● **TASK INSTRUCTIONS**
Extract all lines containing "researcher".

● **EXTRACTED INFORMATION**
========================
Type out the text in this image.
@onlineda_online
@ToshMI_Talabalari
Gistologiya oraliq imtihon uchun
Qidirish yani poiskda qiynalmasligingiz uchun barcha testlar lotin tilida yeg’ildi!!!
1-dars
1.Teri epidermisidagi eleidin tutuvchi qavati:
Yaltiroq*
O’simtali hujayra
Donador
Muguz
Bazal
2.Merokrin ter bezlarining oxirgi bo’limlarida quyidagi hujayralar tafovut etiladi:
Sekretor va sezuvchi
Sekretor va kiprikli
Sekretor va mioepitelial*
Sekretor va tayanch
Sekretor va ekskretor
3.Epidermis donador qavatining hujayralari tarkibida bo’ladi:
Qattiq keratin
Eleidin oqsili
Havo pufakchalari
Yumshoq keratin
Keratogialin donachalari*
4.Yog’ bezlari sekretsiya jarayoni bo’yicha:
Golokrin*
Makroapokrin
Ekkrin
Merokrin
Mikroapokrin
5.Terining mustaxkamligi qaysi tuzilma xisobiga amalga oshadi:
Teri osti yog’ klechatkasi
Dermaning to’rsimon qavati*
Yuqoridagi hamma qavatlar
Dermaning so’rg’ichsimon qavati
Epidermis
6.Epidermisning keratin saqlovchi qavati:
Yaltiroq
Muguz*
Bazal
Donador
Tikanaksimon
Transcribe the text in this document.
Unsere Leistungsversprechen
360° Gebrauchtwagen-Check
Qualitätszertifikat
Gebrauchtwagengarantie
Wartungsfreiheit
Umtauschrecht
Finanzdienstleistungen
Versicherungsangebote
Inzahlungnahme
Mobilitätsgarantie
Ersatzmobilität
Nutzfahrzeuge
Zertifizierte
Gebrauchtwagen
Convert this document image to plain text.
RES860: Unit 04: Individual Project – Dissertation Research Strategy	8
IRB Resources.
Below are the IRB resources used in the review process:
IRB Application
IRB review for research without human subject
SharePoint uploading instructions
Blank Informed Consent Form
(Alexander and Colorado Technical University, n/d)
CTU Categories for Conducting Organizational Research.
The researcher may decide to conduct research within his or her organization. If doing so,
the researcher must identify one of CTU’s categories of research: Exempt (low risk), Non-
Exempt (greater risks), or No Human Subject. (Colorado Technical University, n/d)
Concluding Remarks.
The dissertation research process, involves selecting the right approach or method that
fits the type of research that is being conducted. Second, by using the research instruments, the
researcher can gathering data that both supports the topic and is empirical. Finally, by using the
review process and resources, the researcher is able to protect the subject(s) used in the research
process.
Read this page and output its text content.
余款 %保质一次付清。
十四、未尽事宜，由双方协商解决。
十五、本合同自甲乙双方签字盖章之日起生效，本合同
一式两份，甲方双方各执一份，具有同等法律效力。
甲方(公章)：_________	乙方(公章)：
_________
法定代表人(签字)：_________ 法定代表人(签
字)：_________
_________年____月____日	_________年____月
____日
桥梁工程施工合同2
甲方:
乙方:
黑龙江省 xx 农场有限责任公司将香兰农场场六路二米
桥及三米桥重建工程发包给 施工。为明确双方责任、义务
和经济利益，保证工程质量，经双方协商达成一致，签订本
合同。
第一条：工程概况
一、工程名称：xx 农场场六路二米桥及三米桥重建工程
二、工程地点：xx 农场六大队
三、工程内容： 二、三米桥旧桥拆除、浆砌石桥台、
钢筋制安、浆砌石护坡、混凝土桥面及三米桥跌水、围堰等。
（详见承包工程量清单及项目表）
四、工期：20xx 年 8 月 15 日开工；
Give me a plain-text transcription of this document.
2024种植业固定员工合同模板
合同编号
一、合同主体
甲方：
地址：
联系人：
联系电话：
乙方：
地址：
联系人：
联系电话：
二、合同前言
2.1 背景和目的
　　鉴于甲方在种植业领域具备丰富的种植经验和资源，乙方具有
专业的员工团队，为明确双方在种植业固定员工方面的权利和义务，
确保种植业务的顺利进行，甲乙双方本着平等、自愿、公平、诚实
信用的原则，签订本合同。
========================
● **FINISHED EXERCISE**
The researcher may decide to conduct research within his or her organization. If doing so,
the researcher must identify one of CTU’s categories of research: Exempt (low risk), Non-
researcher can gathering data that both supports the topic and is empirical. Finally, by using the
review process and resources, the researcher is able to protect the subject(s) used in the research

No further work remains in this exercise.